### What you have to do
Count the lines in the records below that contain the word "Survey", and reply with only that number.

### Records for this exercise
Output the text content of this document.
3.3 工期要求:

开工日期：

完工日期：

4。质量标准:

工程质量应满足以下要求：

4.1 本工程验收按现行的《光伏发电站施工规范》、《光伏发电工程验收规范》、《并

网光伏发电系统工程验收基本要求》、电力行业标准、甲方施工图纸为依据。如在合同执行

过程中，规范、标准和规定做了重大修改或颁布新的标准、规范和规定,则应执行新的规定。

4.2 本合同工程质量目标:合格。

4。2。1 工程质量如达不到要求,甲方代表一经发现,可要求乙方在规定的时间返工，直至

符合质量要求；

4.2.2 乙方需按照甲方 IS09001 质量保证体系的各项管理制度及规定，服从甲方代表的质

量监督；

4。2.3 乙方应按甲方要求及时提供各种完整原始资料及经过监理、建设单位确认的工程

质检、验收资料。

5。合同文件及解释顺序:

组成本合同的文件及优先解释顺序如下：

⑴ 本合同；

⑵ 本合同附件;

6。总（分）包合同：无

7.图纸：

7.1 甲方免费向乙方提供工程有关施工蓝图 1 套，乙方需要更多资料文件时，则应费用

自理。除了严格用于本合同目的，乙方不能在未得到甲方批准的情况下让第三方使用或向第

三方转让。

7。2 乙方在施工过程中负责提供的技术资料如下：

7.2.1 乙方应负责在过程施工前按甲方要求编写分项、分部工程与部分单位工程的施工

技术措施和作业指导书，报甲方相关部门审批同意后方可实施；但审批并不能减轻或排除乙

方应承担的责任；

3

...

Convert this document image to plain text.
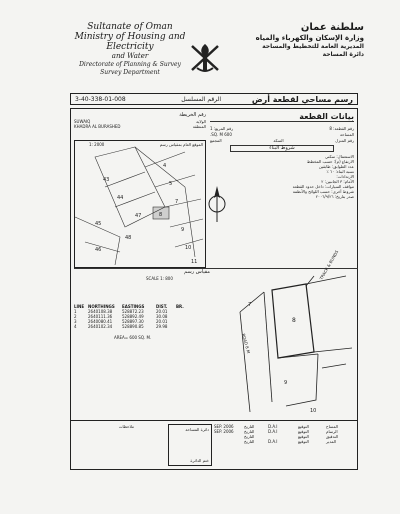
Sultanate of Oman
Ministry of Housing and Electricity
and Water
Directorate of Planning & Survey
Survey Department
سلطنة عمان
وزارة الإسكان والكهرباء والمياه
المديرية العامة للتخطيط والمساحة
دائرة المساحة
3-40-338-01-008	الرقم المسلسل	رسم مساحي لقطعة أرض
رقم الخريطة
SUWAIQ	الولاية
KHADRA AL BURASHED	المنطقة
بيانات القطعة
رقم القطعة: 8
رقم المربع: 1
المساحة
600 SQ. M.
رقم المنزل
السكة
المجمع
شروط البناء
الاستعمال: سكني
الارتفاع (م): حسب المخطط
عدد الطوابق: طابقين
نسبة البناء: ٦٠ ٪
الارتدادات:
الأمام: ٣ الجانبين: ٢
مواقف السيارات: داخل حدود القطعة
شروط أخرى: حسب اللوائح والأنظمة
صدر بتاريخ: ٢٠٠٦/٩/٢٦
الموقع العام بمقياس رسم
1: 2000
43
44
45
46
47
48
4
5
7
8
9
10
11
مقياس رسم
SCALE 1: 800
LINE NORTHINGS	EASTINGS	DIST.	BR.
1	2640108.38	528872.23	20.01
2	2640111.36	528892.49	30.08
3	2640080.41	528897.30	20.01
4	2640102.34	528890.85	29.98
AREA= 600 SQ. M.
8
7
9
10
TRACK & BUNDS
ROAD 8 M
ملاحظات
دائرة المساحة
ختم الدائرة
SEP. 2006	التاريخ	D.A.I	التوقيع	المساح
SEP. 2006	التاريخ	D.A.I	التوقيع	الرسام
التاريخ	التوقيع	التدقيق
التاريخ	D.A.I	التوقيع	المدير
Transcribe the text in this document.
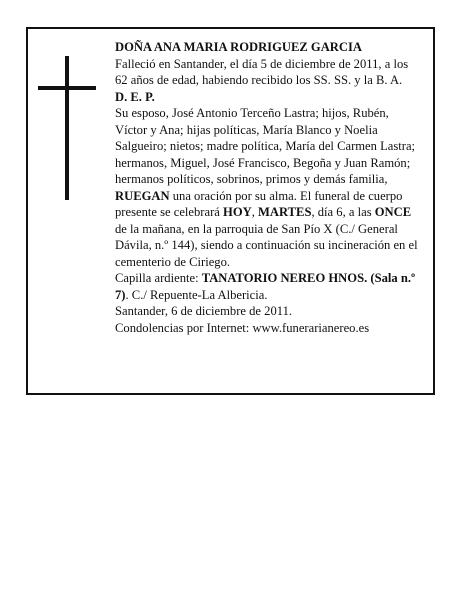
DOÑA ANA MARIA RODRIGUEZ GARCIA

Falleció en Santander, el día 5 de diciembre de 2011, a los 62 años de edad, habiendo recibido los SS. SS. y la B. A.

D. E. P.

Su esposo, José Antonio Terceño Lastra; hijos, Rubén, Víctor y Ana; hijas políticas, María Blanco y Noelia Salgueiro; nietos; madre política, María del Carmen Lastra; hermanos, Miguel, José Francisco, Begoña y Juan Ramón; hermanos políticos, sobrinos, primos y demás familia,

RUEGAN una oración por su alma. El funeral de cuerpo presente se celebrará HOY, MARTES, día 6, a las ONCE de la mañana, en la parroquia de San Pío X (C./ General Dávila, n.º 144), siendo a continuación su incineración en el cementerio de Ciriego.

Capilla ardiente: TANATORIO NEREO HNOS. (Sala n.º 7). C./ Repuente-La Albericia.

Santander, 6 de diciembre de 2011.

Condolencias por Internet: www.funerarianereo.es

...

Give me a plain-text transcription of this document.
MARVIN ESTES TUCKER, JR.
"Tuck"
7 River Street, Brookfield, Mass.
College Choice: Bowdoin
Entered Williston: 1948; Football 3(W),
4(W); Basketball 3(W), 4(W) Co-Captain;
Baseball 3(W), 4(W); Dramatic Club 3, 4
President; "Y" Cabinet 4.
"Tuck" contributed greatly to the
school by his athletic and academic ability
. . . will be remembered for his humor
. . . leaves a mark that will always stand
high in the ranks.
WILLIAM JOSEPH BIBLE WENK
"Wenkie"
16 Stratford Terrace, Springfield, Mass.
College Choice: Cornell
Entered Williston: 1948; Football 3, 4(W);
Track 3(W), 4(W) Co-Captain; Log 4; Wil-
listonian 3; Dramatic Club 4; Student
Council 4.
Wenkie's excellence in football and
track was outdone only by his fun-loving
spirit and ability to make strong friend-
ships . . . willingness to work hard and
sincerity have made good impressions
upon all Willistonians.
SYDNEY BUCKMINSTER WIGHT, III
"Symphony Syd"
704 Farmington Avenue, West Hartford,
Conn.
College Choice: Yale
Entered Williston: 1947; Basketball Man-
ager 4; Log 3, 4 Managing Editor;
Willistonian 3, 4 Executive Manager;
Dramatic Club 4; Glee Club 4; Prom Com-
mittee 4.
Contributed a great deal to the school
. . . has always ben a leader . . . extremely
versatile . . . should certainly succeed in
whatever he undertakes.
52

### Result
2